A single number is the answer: how many lines of the data hold "producers"?

● ● ●

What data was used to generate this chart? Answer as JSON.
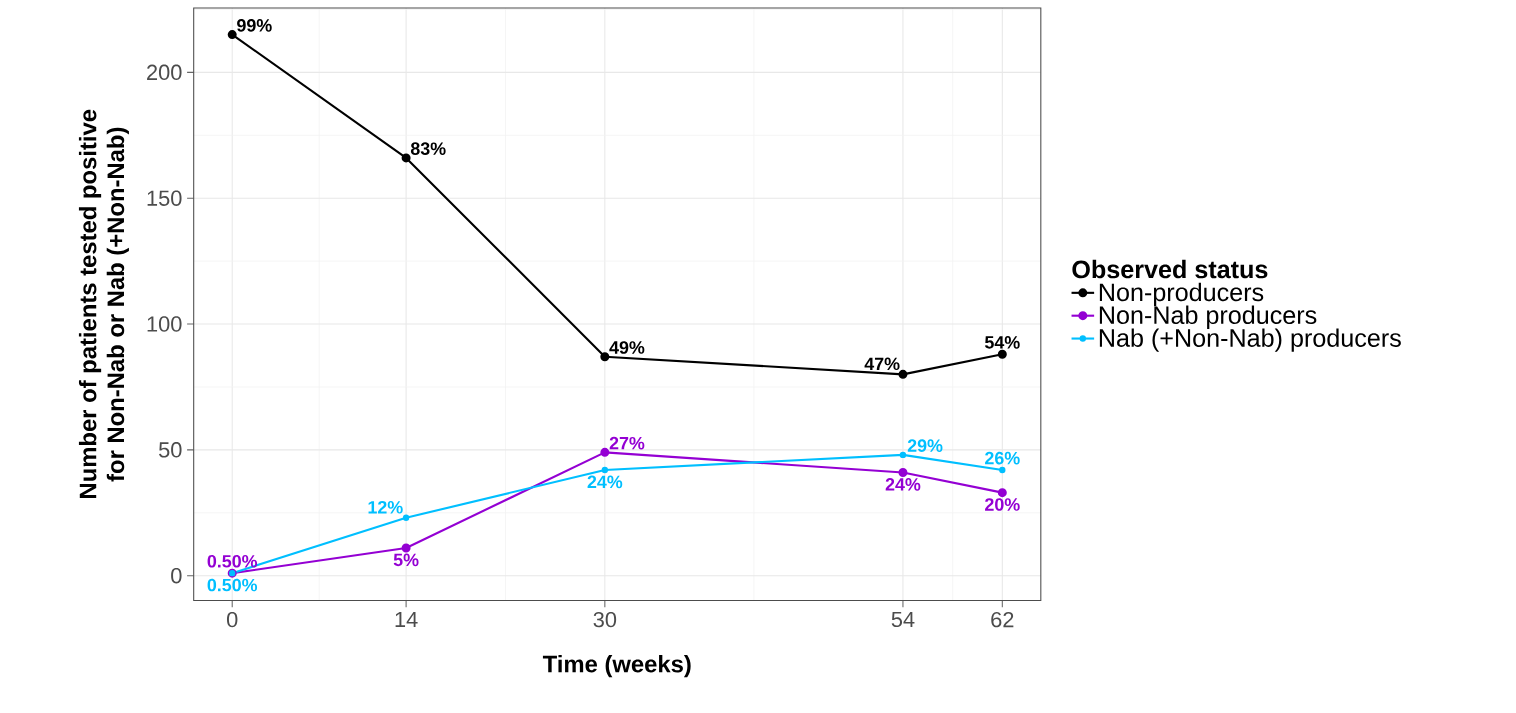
{
  "chart_data": {
    "type": "line",
    "xlabel": "Time (weeks)",
    "ylabel": "Number of patients tested positive\nfor Non-Nab or Nab (+Non-Nab)",
    "legend_title": "Observed status",
    "x": [
      0,
      14,
      30,
      54,
      62
    ],
    "xlim": [
      -3.1,
      65.1
    ],
    "ylim": [
      -9.9,
      225.6
    ],
    "xticks": [
      0,
      14,
      30,
      54,
      62
    ],
    "yticks": [
      0,
      50,
      100,
      150,
      200
    ],
    "grid": true,
    "legend": "right",
    "marker": "circle",
    "line_style": "solid",
    "series": [
      {
        "name": "Non-producers",
        "color": "#000000",
        "values": [
          215,
          166,
          87,
          80,
          88
        ]
      },
      {
        "name": "Non-Nab producers",
        "color": "#9400d3",
        "values": [
          1,
          11,
          49,
          41,
          33
        ]
      },
      {
        "name": "Nab (+Non-Nab) producers",
        "color": "#00bfff",
        "values": [
          1,
          23,
          42,
          48,
          42
        ]
      }
    ],
    "annotations": [
      {
        "text": "99%",
        "x": 0,
        "y": 215
      },
      {
        "text": "83%",
        "x": 14,
        "y": 166
      },
      {
        "text": "49%",
        "x": 30,
        "y": 87
      },
      {
        "text": "47%",
        "x": 54,
        "y": 80
      },
      {
        "text": "54%",
        "x": 62,
        "y": 88
      },
      {
        "text": "0.50%",
        "x": 0,
        "y": 1
      },
      {
        "text": "5%",
        "x": 14,
        "y": 11
      },
      {
        "text": "27%",
        "x": 30,
        "y": 49
      },
      {
        "text": "24%",
        "x": 54,
        "y": 41
      },
      {
        "text": "20%",
        "x": 62,
        "y": 33
      },
      {
        "text": "0.50%",
        "x": 0,
        "y": 1
      },
      {
        "text": "12%",
        "x": 14,
        "y": 23
      },
      {
        "text": "24%",
        "x": 30,
        "y": 42
      },
      {
        "text": "29%",
        "x": 54,
        "y": 48
      },
      {
        "text": "26%",
        "x": 62,
        "y": 42
      }
    ]
  }
}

● ● ●

[Exercise answer]
3